>> Start Data section

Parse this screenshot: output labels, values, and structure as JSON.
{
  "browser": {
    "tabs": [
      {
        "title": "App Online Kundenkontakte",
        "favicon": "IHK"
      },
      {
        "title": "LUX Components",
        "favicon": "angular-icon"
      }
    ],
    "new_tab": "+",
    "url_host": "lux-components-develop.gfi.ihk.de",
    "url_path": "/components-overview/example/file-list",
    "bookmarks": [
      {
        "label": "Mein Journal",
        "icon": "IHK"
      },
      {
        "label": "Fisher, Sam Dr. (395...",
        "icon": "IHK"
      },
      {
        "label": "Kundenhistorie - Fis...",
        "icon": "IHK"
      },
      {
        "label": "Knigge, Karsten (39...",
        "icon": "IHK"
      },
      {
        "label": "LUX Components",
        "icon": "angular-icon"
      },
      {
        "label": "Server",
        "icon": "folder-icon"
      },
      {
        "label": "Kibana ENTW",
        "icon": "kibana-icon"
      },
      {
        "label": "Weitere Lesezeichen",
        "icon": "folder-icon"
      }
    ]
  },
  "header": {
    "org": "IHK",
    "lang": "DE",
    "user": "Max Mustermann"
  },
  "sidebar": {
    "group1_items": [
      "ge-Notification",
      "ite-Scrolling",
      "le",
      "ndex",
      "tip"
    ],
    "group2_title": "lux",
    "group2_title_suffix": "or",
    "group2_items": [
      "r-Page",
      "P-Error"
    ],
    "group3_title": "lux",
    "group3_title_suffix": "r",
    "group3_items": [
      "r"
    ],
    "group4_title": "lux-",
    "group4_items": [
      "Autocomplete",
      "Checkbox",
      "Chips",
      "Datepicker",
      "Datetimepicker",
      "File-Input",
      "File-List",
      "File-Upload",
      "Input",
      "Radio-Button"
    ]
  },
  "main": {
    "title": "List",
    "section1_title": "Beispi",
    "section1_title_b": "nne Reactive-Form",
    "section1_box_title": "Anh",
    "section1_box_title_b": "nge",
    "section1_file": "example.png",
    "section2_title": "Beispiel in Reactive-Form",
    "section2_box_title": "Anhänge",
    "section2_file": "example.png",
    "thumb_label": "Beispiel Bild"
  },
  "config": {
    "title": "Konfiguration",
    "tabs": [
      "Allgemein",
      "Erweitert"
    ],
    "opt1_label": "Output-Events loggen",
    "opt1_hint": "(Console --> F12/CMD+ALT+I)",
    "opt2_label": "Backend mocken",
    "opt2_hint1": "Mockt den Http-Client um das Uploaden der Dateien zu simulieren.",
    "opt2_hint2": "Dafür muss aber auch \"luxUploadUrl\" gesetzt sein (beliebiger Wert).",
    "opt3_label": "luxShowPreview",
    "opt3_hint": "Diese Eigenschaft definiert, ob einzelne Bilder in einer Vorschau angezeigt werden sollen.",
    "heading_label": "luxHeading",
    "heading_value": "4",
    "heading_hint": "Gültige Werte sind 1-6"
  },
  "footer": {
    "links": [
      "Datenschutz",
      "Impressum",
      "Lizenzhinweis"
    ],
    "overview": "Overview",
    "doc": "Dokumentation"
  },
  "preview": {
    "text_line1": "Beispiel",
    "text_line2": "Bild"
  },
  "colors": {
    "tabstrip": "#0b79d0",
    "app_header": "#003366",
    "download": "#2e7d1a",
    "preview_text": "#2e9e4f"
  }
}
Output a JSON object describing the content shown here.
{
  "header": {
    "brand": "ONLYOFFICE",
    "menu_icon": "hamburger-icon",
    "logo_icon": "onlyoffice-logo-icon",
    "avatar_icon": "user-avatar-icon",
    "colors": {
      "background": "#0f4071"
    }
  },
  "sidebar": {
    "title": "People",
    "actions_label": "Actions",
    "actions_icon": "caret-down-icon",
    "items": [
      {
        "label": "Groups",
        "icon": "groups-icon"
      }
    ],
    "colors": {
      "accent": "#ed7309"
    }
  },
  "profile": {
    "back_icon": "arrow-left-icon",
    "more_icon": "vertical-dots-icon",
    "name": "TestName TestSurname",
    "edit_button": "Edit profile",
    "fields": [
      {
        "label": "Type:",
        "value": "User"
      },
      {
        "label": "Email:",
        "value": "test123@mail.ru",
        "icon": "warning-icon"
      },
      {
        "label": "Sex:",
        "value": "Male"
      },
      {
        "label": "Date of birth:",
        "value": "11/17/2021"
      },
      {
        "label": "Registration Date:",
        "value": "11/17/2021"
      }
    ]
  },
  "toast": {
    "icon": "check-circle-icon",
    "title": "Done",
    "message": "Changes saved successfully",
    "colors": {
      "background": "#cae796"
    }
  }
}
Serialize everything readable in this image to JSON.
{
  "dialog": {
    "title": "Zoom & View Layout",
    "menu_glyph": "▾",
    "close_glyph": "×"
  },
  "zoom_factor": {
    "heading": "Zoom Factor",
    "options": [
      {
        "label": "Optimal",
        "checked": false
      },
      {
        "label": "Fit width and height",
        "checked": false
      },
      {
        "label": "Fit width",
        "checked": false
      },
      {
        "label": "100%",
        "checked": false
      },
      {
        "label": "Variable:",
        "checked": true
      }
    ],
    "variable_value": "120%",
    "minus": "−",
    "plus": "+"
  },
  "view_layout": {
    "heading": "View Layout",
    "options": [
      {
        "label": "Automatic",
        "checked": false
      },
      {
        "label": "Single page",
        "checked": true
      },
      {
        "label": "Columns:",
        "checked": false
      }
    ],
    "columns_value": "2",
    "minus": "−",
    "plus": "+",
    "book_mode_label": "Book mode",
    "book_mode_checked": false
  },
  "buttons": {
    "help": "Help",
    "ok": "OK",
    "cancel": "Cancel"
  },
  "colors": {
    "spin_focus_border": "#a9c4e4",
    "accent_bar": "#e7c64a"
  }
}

>> End Data section

_Problem requirements_
The full set of records should be duplicated exactly.

_Solved problem_
Parse this screenshot: output labels, values, and structure as JSON.
{
  "browser": {
    "tabs": [
      {
        "title": "App Online Kundenkontakte",
        "favicon": "IHK"
      },
      {
        "title": "LUX Components",
        "favicon": "angular-icon"
      }
    ],
    "new_tab": "+",
    "url_host": "lux-components-develop.gfi.ihk.de",
    "url_path": "/components-overview/example/file-list",
    "bookmarks": [
      {
        "label": "Mein Journal",
        "icon": "IHK"
      },
      {
        "label": "Fisher, Sam Dr. (395...",
        "icon": "IHK"
      },
      {
        "label": "Kundenhistorie - Fis...",
        "icon": "IHK"
      },
      {
        "label": "Knigge, Karsten (39...",
        "icon": "IHK"
      },
      {
        "label": "LUX Components",
        "icon": "angular-icon"
      },
      {
        "label": "Server",
        "icon": "folder-icon"
      },
      {
        "label": "Kibana ENTW",
        "icon": "kibana-icon"
      },
      {
        "label": "Weitere Lesezeichen",
        "icon": "folder-icon"
      }
    ]
  },
  "header": {
    "org": "IHK",
    "lang": "DE",
    "user": "Max Mustermann"
  },
  "sidebar": {
    "group1_items": [
      "ge-Notification",
      "ite-Scrolling",
      "le",
      "ndex",
      "tip"
    ],
    "group2_title": "lux",
    "group2_title_suffix": "or",
    "group2_items": [
      "r-Page",
      "P-Error"
    ],
    "group3_title": "lux",
    "group3_title_suffix": "r",
    "group3_items": [
      "r"
    ],
    "group4_title": "lux-",
    "group4_items": [
      "Autocomplete",
      "Checkbox",
      "Chips",
      "Datepicker",
      "Datetimepicker",
      "File-Input",
      "File-List",
      "File-Upload",
      "Input",
      "Radio-Button"
    ]
  },
  "main": {
    "title": "List",
    "section1_title": "Beispi",
    "section1_title_b": "nne Reactive-Form",
    "section1_box_title": "Anh",
    "section1_box_title_b": "nge",
    "section1_file": "example.png",
    "section2_title": "Beispiel in Reactive-Form",
    "section2_box_title": "Anhänge",
    "section2_file": "example.png",
    "thumb_label": "Beispiel Bild"
  },
  "config": {
    "title": "Konfiguration",
    "tabs": [
      "Allgemein",
      "Erweitert"
    ],
    "opt1_label": "Output-Events loggen",
    "opt1_hint": "(Console --> F12/CMD+ALT+I)",
    "opt2_label": "Backend mocken",
    "opt2_hint1": "Mockt den Http-Client um das Uploaden der Dateien zu simulieren.",
    "opt2_hint2": "Dafür muss aber auch \"luxUploadUrl\" gesetzt sein (beliebiger Wert).",
    "opt3_label": "luxShowPreview",
    "opt3_hint": "Diese Eigenschaft definiert, ob einzelne Bilder in einer Vorschau angezeigt werden sollen.",
    "heading_label": "luxHeading",
    "heading_value": "4",
    "heading_hint": "Gültige Werte sind 1-6"
  },
  "footer": {
    "links": [
      "Datenschutz",
      "Impressum",
      "Lizenzhinweis"
    ],
    "overview": "Overview",
    "doc": "Dokumentation"
  },
  "preview": {
    "text_line1": "Beispiel",
    "text_line2": "Bild"
  },
  "colors": {
    "tabstrip": "#0b79d0",
    "app_header": "#003366",
    "download": "#2e7d1a",
    "preview_text": "#2e9e4f"
  }
}
Output a JSON object describing the content shown here.
{
  "header": {
    "brand": "ONLYOFFICE",
    "menu_icon": "hamburger-icon",
    "logo_icon": "onlyoffice-logo-icon",
    "avatar_icon": "user-avatar-icon",
    "colors": {
      "background": "#0f4071"
    }
  },
  "sidebar": {
    "title": "People",
    "actions_label": "Actions",
    "actions_icon": "caret-down-icon",
    "items": [
      {
        "label": "Groups",
        "icon": "groups-icon"
      }
    ],
    "colors": {
      "accent": "#ed7309"
    }
  },
  "profile": {
    "back_icon": "arrow-left-icon",
    "more_icon": "vertical-dots-icon",
    "name": "TestName TestSurname",
    "edit_button": "Edit profile",
    "fields": [
      {
        "label": "Type:",
        "value": "User"
      },
      {
        "label": "Email:",
        "value": "test123@mail.ru",
        "icon": "warning-icon"
      },
      {
        "label": "Sex:",
        "value": "Male"
      },
      {
        "label": "Date of birth:",
        "value": "11/17/2021"
      },
      {
        "label": "Registration Date:",
        "value": "11/17/2021"
      }
    ]
  },
  "toast": {
    "icon": "check-circle-icon",
    "title": "Done",
    "message": "Changes saved successfully",
    "colors": {
      "background": "#cae796"
    }
  }
}
Serialize everything readable in this image to JSON.
{
  "dialog": {
    "title": "Zoom & View Layout",
    "menu_glyph": "▾",
    "close_glyph": "×"
  },
  "zoom_factor": {
    "heading": "Zoom Factor",
    "options": [
      {
        "label": "Optimal",
        "checked": false
      },
      {
        "label": "Fit width and height",
        "checked": false
      },
      {
        "label": "Fit width",
        "checked": false
      },
      {
        "label": "100%",
        "checked": false
      },
      {
        "label": "Variable:",
        "checked": true
      }
    ],
    "variable_value": "120%",
    "minus": "−",
    "plus": "+"
  },
  "view_layout": {
    "heading": "View Layout",
    "options": [
      {
        "label": "Automatic",
        "checked": false
      },
      {
        "label": "Single page",
        "checked": true
      },
      {
        "label": "Columns:",
        "checked": false
      }
    ],
    "columns_value": "2",
    "minus": "−",
    "plus": "+",
    "book_mode_label": "Book mode",
    "book_mode_checked": false
  },
  "buttons": {
    "help": "Help",
    "ok": "OK",
    "cancel": "Cancel"
  },
  "colors": {
    "spin_focus_border": "#a9c4e4",
    "accent_bar": "#e7c64a"
  }
}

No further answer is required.